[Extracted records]
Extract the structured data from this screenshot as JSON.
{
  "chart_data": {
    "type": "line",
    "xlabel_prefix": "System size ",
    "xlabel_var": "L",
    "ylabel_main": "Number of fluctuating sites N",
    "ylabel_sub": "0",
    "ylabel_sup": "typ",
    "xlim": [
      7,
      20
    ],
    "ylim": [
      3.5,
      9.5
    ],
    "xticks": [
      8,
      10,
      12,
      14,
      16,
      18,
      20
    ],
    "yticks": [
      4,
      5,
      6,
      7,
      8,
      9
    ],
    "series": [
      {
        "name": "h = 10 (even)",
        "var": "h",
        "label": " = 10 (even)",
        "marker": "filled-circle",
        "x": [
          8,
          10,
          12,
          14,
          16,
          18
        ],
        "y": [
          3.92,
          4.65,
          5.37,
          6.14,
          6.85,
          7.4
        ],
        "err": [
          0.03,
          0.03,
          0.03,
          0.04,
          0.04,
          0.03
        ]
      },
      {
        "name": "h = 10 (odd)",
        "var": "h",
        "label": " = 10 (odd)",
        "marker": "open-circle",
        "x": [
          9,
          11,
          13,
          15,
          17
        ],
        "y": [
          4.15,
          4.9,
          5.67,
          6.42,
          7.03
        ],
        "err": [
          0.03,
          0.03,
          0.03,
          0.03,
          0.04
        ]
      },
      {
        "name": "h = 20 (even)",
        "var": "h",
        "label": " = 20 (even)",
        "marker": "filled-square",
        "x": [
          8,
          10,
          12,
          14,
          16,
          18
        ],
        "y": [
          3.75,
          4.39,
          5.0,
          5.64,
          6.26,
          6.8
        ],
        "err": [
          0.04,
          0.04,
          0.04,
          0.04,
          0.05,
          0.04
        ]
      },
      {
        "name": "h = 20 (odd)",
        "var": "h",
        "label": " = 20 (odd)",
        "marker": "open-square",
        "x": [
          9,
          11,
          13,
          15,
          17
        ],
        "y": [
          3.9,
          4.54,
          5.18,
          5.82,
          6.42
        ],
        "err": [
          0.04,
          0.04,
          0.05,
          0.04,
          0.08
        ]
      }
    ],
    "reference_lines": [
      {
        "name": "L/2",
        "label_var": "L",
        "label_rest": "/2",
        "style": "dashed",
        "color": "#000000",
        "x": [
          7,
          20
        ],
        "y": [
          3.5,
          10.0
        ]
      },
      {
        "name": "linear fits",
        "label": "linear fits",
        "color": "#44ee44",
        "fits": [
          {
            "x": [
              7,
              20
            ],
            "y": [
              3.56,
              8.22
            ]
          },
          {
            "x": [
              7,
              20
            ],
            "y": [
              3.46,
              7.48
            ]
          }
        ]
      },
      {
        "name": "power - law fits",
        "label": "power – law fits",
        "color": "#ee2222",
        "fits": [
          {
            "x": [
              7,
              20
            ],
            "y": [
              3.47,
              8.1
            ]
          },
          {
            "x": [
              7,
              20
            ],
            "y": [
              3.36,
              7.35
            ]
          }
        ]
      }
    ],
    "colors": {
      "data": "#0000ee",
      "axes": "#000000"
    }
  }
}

Stated exercise> Every line above should be retyped exactly as given.

Correct response>
Extract the structured data from this screenshot as JSON.
{
  "chart_data": {
    "type": "line",
    "xlabel_prefix": "System size ",
    "xlabel_var": "L",
    "ylabel_main": "Number of fluctuating sites N",
    "ylabel_sub": "0",
    "ylabel_sup": "typ",
    "xlim": [
      7,
      20
    ],
    "ylim": [
      3.5,
      9.5
    ],
    "xticks": [
      8,
      10,
      12,
      14,
      16,
      18,
      20
    ],
    "yticks": [
      4,
      5,
      6,
      7,
      8,
      9
    ],
    "series": [
      {
        "name": "h = 10 (even)",
        "var": "h",
        "label": " = 10 (even)",
        "marker": "filled-circle",
        "x": [
          8,
          10,
          12,
          14,
          16,
          18
        ],
        "y": [
          3.92,
          4.65,
          5.37,
          6.14,
          6.85,
          7.4
        ],
        "err": [
          0.03,
          0.03,
          0.03,
          0.04,
          0.04,
          0.03
        ]
      },
      {
        "name": "h = 10 (odd)",
        "var": "h",
        "label": " = 10 (odd)",
        "marker": "open-circle",
        "x": [
          9,
          11,
          13,
          15,
          17
        ],
        "y": [
          4.15,
          4.9,
          5.67,
          6.42,
          7.03
        ],
        "err": [
          0.03,
          0.03,
          0.03,
          0.03,
          0.04
        ]
      },
      {
        "name": "h = 20 (even)",
        "var": "h",
        "label": " = 20 (even)",
        "marker": "filled-square",
        "x": [
          8,
          10,
          12,
          14,
          16,
          18
        ],
        "y": [
          3.75,
          4.39,
          5.0,
          5.64,
          6.26,
          6.8
        ],
        "err": [
          0.04,
          0.04,
          0.04,
          0.04,
          0.05,
          0.04
        ]
      },
      {
        "name": "h = 20 (odd)",
        "var": "h",
        "label": " = 20 (odd)",
        "marker": "open-square",
        "x": [
          9,
          11,
          13,
          15,
          17
        ],
        "y": [
          3.9,
          4.54,
          5.18,
          5.82,
          6.42
        ],
        "err": [
          0.04,
          0.04,
          0.05,
          0.04,
          0.08
        ]
      }
    ],
    "reference_lines": [
      {
        "name": "L/2",
        "label_var": "L",
        "label_rest": "/2",
        "style": "dashed",
        "color": "#000000",
        "x": [
          7,
          20
        ],
        "y": [
          3.5,
          10.0
        ]
      },
      {
        "name": "linear fits",
        "label": "linear fits",
        "color": "#44ee44",
        "fits": [
          {
            "x": [
              7,
              20
            ],
            "y": [
              3.56,
              8.22
            ]
          },
          {
            "x": [
              7,
              20
            ],
            "y": [
              3.46,
              7.48
            ]
          }
        ]
      },
      {
        "name": "power - law fits",
        "label": "power – law fits",
        "color": "#ee2222",
        "fits": [
          {
            "x": [
              7,
              20
            ],
            "y": [
              3.47,
              8.1
            ]
          },
          {
            "x": [
              7,
              20
            ],
            "y": [
              3.36,
              7.35
            ]
          }
        ]
      }
    ],
    "colors": {
      "data": "#0000ee",
      "axes": "#000000"
    }
  }
}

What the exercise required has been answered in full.